▶ _Task instructions_
Reproduce all the material exactly, minus any pictures it holds.

BEGIN Input for this task

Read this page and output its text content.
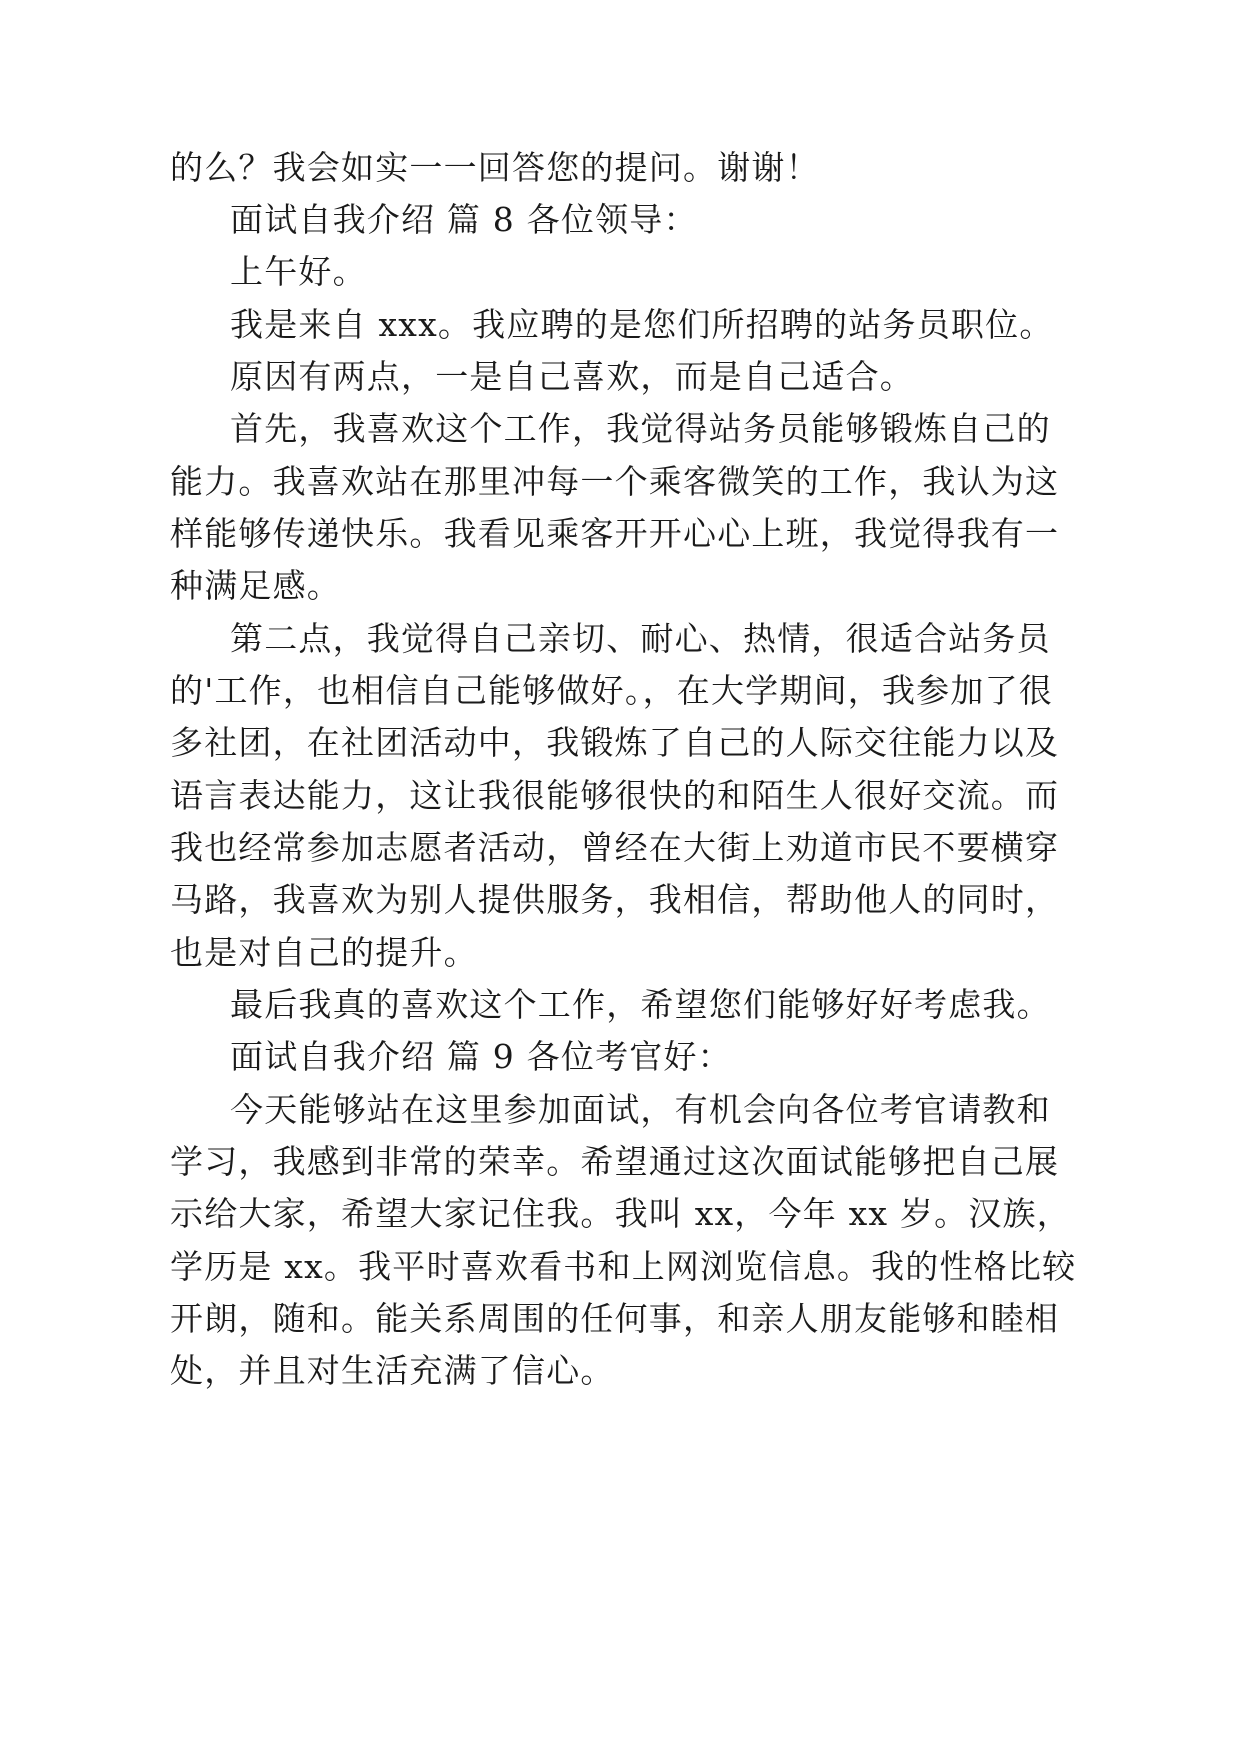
的么？我会如实一一回答您的提问。谢谢！
面试自我介绍 篇 8 各位领导：
上午好。
我是来自 xxx。我应聘的是您们所招聘的站务员职位。
原因有两点，一是自己喜欢，而是自己适合。
首先，我喜欢这个工作，我觉得站务员能够锻炼自己的
能力。我喜欢站在那里冲每一个乘客微笑的工作，我认为这
样能够传递快乐。我看见乘客开开心心上班，我觉得我有一
种满足感。
第二点，我觉得自己亲切、耐心、热情，很适合站务员
的'工作，也相信自己能够做好。，在大学期间，我参加了很
多社团，在社团活动中，我锻炼了自己的人际交往能力以及
语言表达能力，这让我很能够很快的和陌生人很好交流。而
我也经常参加志愿者活动，曾经在大街上劝道市民不要横穿
马路，我喜欢为别人提供服务，我相信，帮助他人的同时，
也是对自己的提升。
最后我真的喜欢这个工作，希望您们能够好好考虑我。
面试自我介绍 篇 9 各位考官好：
今天能够站在这里参加面试，有机会向各位考官请教和
学习，我感到非常的荣幸。希望通过这次面试能够把自己展
示给大家，希望大家记住我。我叫 xx，今年 xx 岁。汉族，
学历是 xx。我平时喜欢看书和上网浏览信息。我的性格比较
开朗，随和。能关系周围的任何事，和亲人朋友能够和睦相
处，并且对生活充满了信心。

END Input for this task

▶ _Problem solution_
Read this page and output its text content.
的么？我会如实一一回答您的提问。谢谢！
面试自我介绍 篇 8 各位领导：
上午好。
我是来自 xxx。我应聘的是您们所招聘的站务员职位。
原因有两点，一是自己喜欢，而是自己适合。
首先，我喜欢这个工作，我觉得站务员能够锻炼自己的
能力。我喜欢站在那里冲每一个乘客微笑的工作，我认为这
样能够传递快乐。我看见乘客开开心心上班，我觉得我有一
种满足感。
第二点，我觉得自己亲切、耐心、热情，很适合站务员
的'工作，也相信自己能够做好。，在大学期间，我参加了很
多社团，在社团活动中，我锻炼了自己的人际交往能力以及
语言表达能力，这让我很能够很快的和陌生人很好交流。而
我也经常参加志愿者活动，曾经在大街上劝道市民不要横穿
马路，我喜欢为别人提供服务，我相信，帮助他人的同时，
也是对自己的提升。
最后我真的喜欢这个工作，希望您们能够好好考虑我。
面试自我介绍 篇 9 各位考官好：
今天能够站在这里参加面试，有机会向各位考官请教和
学习，我感到非常的荣幸。希望通过这次面试能够把自己展
示给大家，希望大家记住我。我叫 xx，今年 xx 岁。汉族，
学历是 xx。我平时喜欢看书和上网浏览信息。我的性格比较
开朗，随和。能关系周围的任何事，和亲人朋友能够和睦相
处，并且对生活充满了信心。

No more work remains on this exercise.